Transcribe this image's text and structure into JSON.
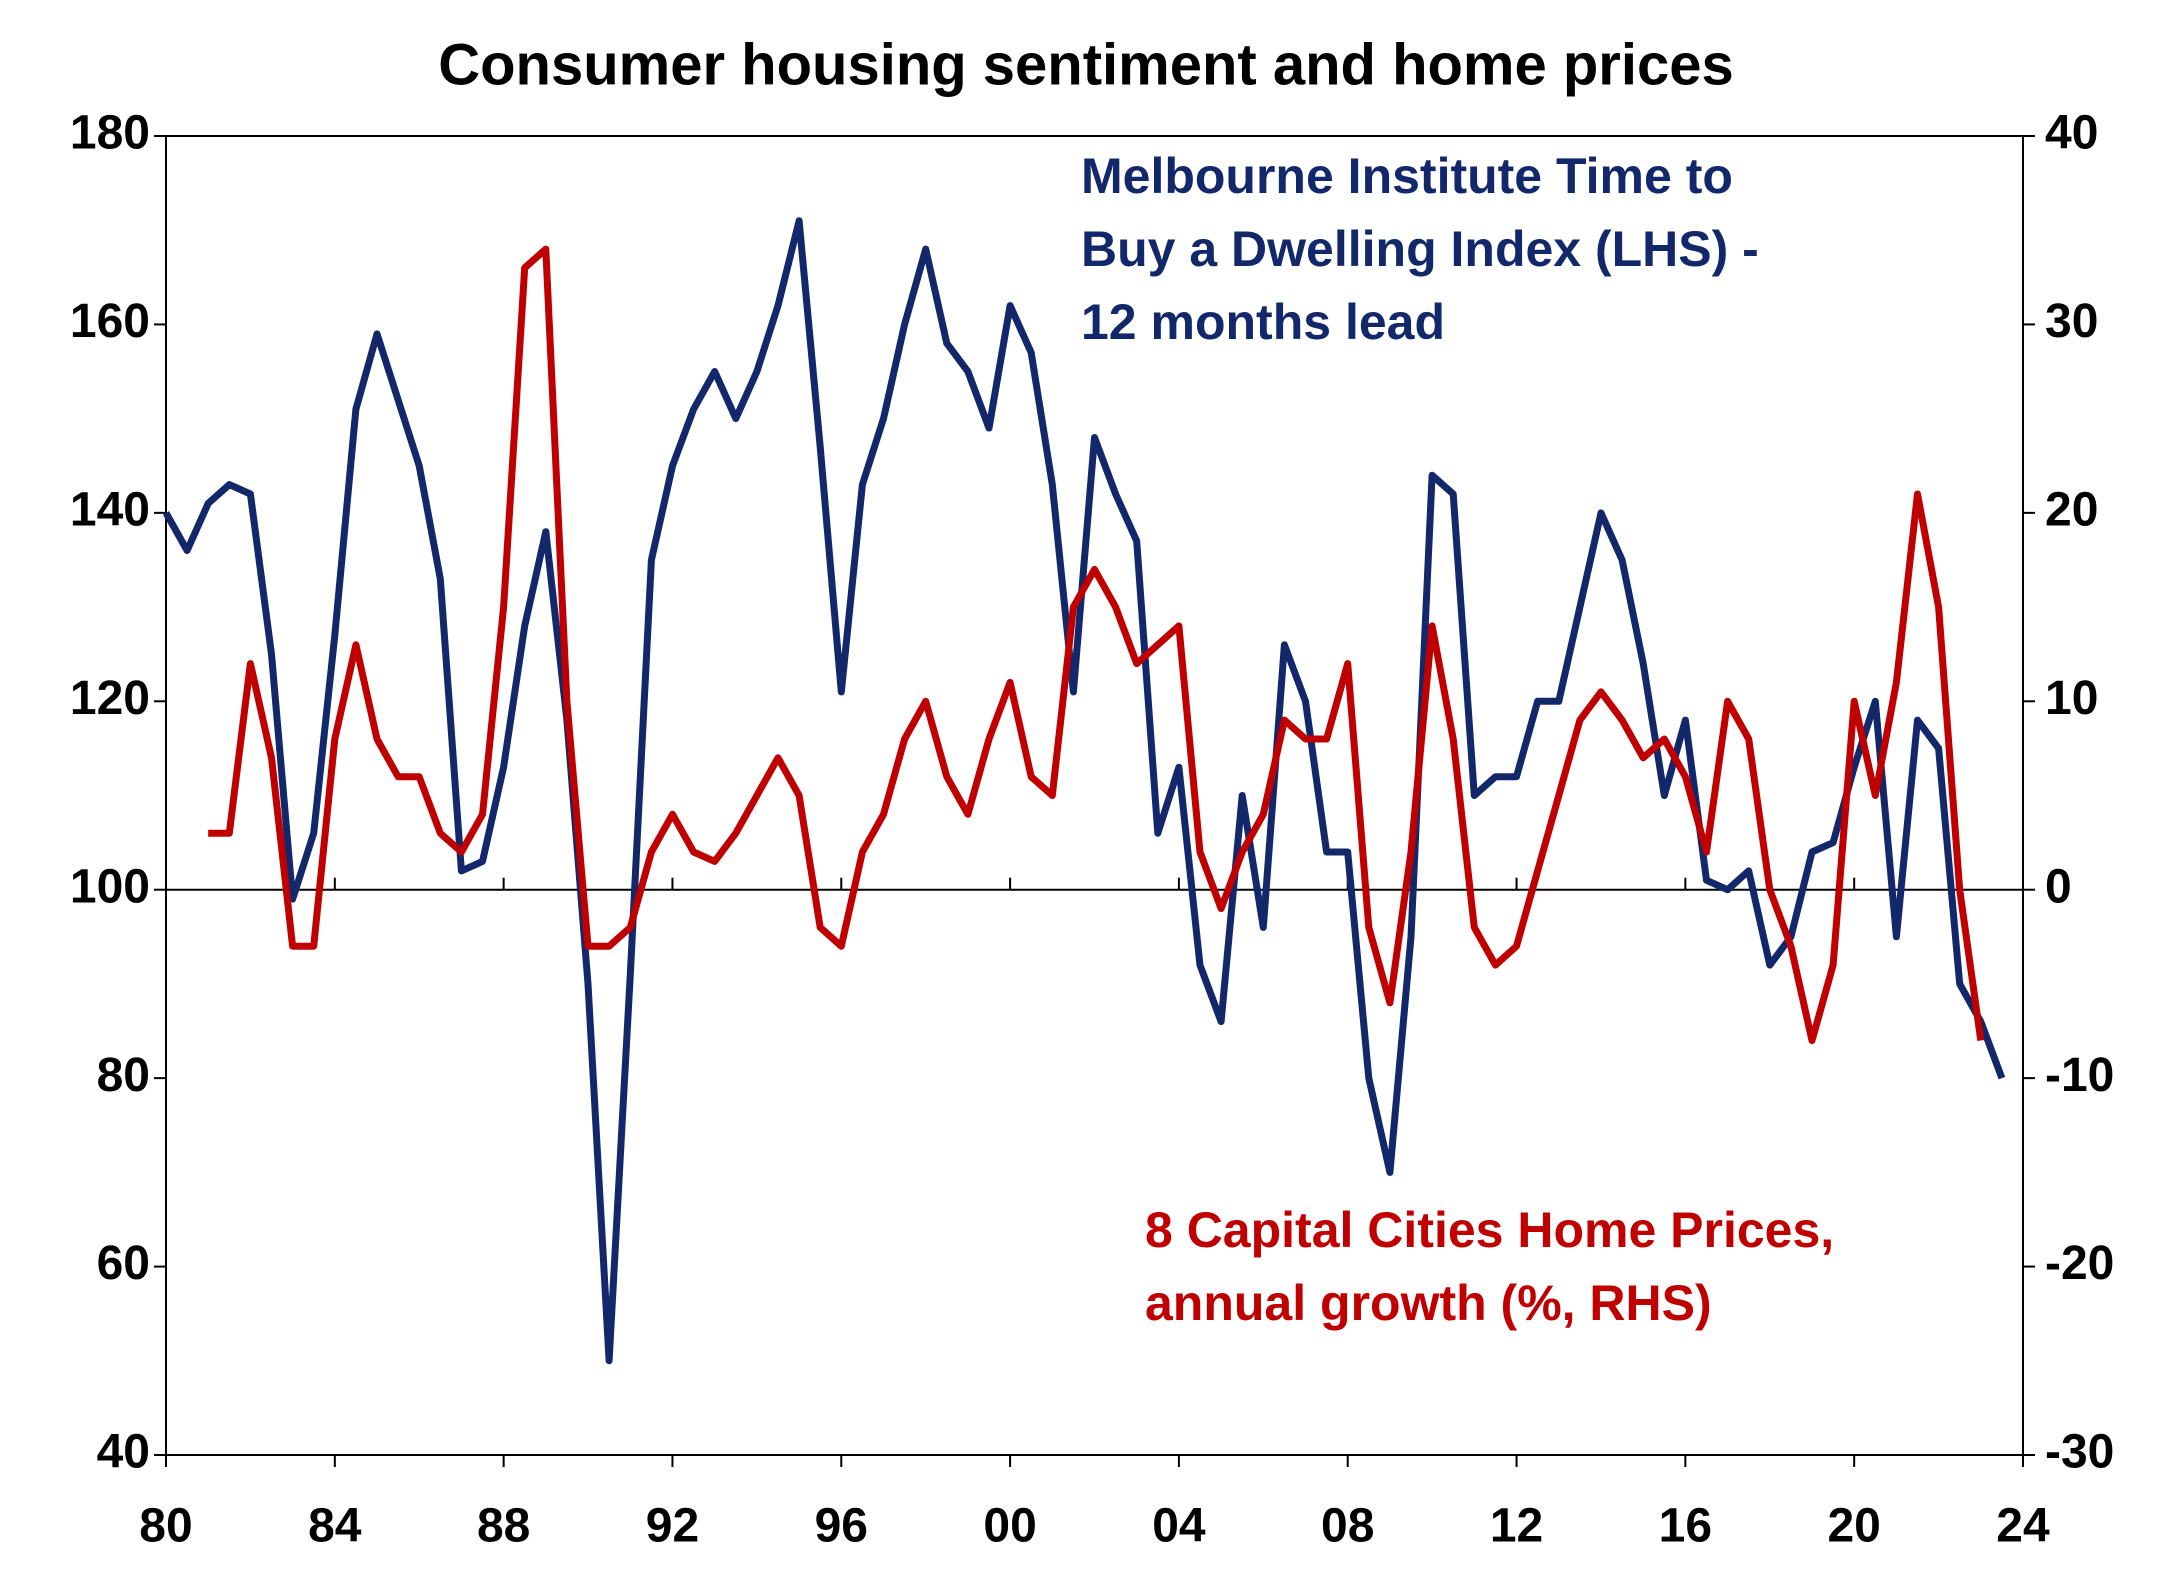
{
  "chart_data": {
    "type": "line",
    "title": "Consumer housing sentiment and home prices",
    "x": [
      1980,
      1980.5,
      1981,
      1981.5,
      1982,
      1982.5,
      1983,
      1983.5,
      1984,
      1984.5,
      1985,
      1985.5,
      1986,
      1986.5,
      1987,
      1987.5,
      1988,
      1988.5,
      1989,
      1989.5,
      1990,
      1990.5,
      1991,
      1991.5,
      1992,
      1992.5,
      1993,
      1993.5,
      1994,
      1994.5,
      1995,
      1995.5,
      1996,
      1996.5,
      1997,
      1997.5,
      1998,
      1998.5,
      1999,
      1999.5,
      2000,
      2000.5,
      2001,
      2001.5,
      2002,
      2002.5,
      2003,
      2003.5,
      2004,
      2004.5,
      2005,
      2005.5,
      2006,
      2006.5,
      2007,
      2007.5,
      2008,
      2008.5,
      2009,
      2009.5,
      2010,
      2010.5,
      2011,
      2011.5,
      2012,
      2012.5,
      2013,
      2013.5,
      2014,
      2014.5,
      2015,
      2015.5,
      2016,
      2016.5,
      2017,
      2017.5,
      2018,
      2018.5,
      2019,
      2019.5,
      2020,
      2020.5,
      2021,
      2021.5,
      2022,
      2022.5,
      2023,
      2023.5
    ],
    "series": [
      {
        "label_lines": [
          "Melbourne Institute Time to",
          "Buy a Dwelling Index (LHS) -",
          "12 months lead"
        ],
        "color": "#13286b",
        "axis": "y",
        "values": [
          140,
          136,
          141,
          143,
          142,
          125,
          99,
          106,
          127,
          151,
          159,
          152,
          145,
          133,
          102,
          103,
          113,
          128,
          138,
          118,
          90,
          50,
          91,
          135,
          145,
          151,
          155,
          150,
          155,
          162,
          171,
          147,
          121,
          143,
          150,
          160,
          168,
          158,
          155,
          149,
          162,
          157,
          143,
          121,
          148,
          142,
          137,
          106,
          113,
          92,
          86,
          110,
          96,
          126,
          120,
          104,
          104,
          80,
          70,
          95,
          144,
          142,
          110,
          112,
          112,
          120,
          120,
          130,
          140,
          135,
          124,
          110,
          118,
          101,
          100,
          102,
          92,
          95,
          104,
          105,
          113,
          120,
          95,
          118,
          115,
          90,
          86,
          80
        ]
      },
      {
        "label_lines": [
          "8 Capital Cities Home Prices,",
          "annual growth (%, RHS)"
        ],
        "color": "#c00000",
        "axis": "y2",
        "values": [
          null,
          null,
          3,
          3,
          12,
          7,
          -3,
          -3,
          8,
          13,
          8,
          6,
          6,
          3,
          2,
          4,
          15,
          33,
          34,
          10,
          -3,
          -3,
          -2,
          2,
          4,
          2,
          1.5,
          3,
          5,
          7,
          5,
          -2,
          -3,
          2,
          4,
          8,
          10,
          6,
          4,
          8,
          11,
          6,
          5,
          15,
          17,
          15,
          12,
          13,
          14,
          2,
          -1,
          2,
          4,
          9,
          8,
          8,
          12,
          -2,
          -6,
          2,
          14,
          8,
          -2,
          -4,
          -3,
          1,
          5,
          9,
          10.5,
          9,
          7,
          8,
          6,
          2,
          10,
          8,
          0,
          -3,
          -8,
          -4,
          10,
          5,
          11,
          21,
          15,
          0,
          -8,
          null
        ]
      }
    ],
    "xlim": [
      1980,
      2024
    ],
    "xticks": [
      {
        "value": 1980,
        "label": "80"
      },
      {
        "value": 1984,
        "label": "84"
      },
      {
        "value": 1988,
        "label": "88"
      },
      {
        "value": 1992,
        "label": "92"
      },
      {
        "value": 1996,
        "label": "96"
      },
      {
        "value": 2000,
        "label": "00"
      },
      {
        "value": 2004,
        "label": "04"
      },
      {
        "value": 2008,
        "label": "08"
      },
      {
        "value": 2012,
        "label": "12"
      },
      {
        "value": 2016,
        "label": "16"
      },
      {
        "value": 2020,
        "label": "20"
      },
      {
        "value": 2024,
        "label": "24"
      }
    ],
    "ylim": [
      40,
      180
    ],
    "yticks": [
      40,
      60,
      80,
      100,
      120,
      140,
      160,
      180
    ],
    "y2lim": [
      -30,
      40
    ],
    "y2ticks": [
      -30,
      -20,
      -10,
      0,
      10,
      20,
      30,
      40
    ]
  }
}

* [STATED TASK]
Quote the listing above in full, except for the pictures.

* [WORKED ANSWER]
Transcribe this image's text and structure into JSON.
{
  "chart_data": {
    "type": "line",
    "title": "Consumer housing sentiment and home prices",
    "x": [
      1980,
      1980.5,
      1981,
      1981.5,
      1982,
      1982.5,
      1983,
      1983.5,
      1984,
      1984.5,
      1985,
      1985.5,
      1986,
      1986.5,
      1987,
      1987.5,
      1988,
      1988.5,
      1989,
      1989.5,
      1990,
      1990.5,
      1991,
      1991.5,
      1992,
      1992.5,
      1993,
      1993.5,
      1994,
      1994.5,
      1995,
      1995.5,
      1996,
      1996.5,
      1997,
      1997.5,
      1998,
      1998.5,
      1999,
      1999.5,
      2000,
      2000.5,
      2001,
      2001.5,
      2002,
      2002.5,
      2003,
      2003.5,
      2004,
      2004.5,
      2005,
      2005.5,
      2006,
      2006.5,
      2007,
      2007.5,
      2008,
      2008.5,
      2009,
      2009.5,
      2010,
      2010.5,
      2011,
      2011.5,
      2012,
      2012.5,
      2013,
      2013.5,
      2014,
      2014.5,
      2015,
      2015.5,
      2016,
      2016.5,
      2017,
      2017.5,
      2018,
      2018.5,
      2019,
      2019.5,
      2020,
      2020.5,
      2021,
      2021.5,
      2022,
      2022.5,
      2023,
      2023.5
    ],
    "series": [
      {
        "label_lines": [
          "Melbourne Institute Time to",
          "Buy a Dwelling Index (LHS) -",
          "12 months lead"
        ],
        "color": "#13286b",
        "axis": "y",
        "values": [
          140,
          136,
          141,
          143,
          142,
          125,
          99,
          106,
          127,
          151,
          159,
          152,
          145,
          133,
          102,
          103,
          113,
          128,
          138,
          118,
          90,
          50,
          91,
          135,
          145,
          151,
          155,
          150,
          155,
          162,
          171,
          147,
          121,
          143,
          150,
          160,
          168,
          158,
          155,
          149,
          162,
          157,
          143,
          121,
          148,
          142,
          137,
          106,
          113,
          92,
          86,
          110,
          96,
          126,
          120,
          104,
          104,
          80,
          70,
          95,
          144,
          142,
          110,
          112,
          112,
          120,
          120,
          130,
          140,
          135,
          124,
          110,
          118,
          101,
          100,
          102,
          92,
          95,
          104,
          105,
          113,
          120,
          95,
          118,
          115,
          90,
          86,
          80
        ]
      },
      {
        "label_lines": [
          "8 Capital Cities Home Prices,",
          "annual growth (%, RHS)"
        ],
        "color": "#c00000",
        "axis": "y2",
        "values": [
          null,
          null,
          3,
          3,
          12,
          7,
          -3,
          -3,
          8,
          13,
          8,
          6,
          6,
          3,
          2,
          4,
          15,
          33,
          34,
          10,
          -3,
          -3,
          -2,
          2,
          4,
          2,
          1.5,
          3,
          5,
          7,
          5,
          -2,
          -3,
          2,
          4,
          8,
          10,
          6,
          4,
          8,
          11,
          6,
          5,
          15,
          17,
          15,
          12,
          13,
          14,
          2,
          -1,
          2,
          4,
          9,
          8,
          8,
          12,
          -2,
          -6,
          2,
          14,
          8,
          -2,
          -4,
          -3,
          1,
          5,
          9,
          10.5,
          9,
          7,
          8,
          6,
          2,
          10,
          8,
          0,
          -3,
          -8,
          -4,
          10,
          5,
          11,
          21,
          15,
          0,
          -8,
          null
        ]
      }
    ],
    "xlim": [
      1980,
      2024
    ],
    "xticks": [
      {
        "value": 1980,
        "label": "80"
      },
      {
        "value": 1984,
        "label": "84"
      },
      {
        "value": 1988,
        "label": "88"
      },
      {
        "value": 1992,
        "label": "92"
      },
      {
        "value": 1996,
        "label": "96"
      },
      {
        "value": 2000,
        "label": "00"
      },
      {
        "value": 2004,
        "label": "04"
      },
      {
        "value": 2008,
        "label": "08"
      },
      {
        "value": 2012,
        "label": "12"
      },
      {
        "value": 2016,
        "label": "16"
      },
      {
        "value": 2020,
        "label": "20"
      },
      {
        "value": 2024,
        "label": "24"
      }
    ],
    "ylim": [
      40,
      180
    ],
    "yticks": [
      40,
      60,
      80,
      100,
      120,
      140,
      160,
      180
    ],
    "y2lim": [
      -30,
      40
    ],
    "y2ticks": [
      -30,
      -20,
      -10,
      0,
      10,
      20,
      30,
      40
    ]
  }
}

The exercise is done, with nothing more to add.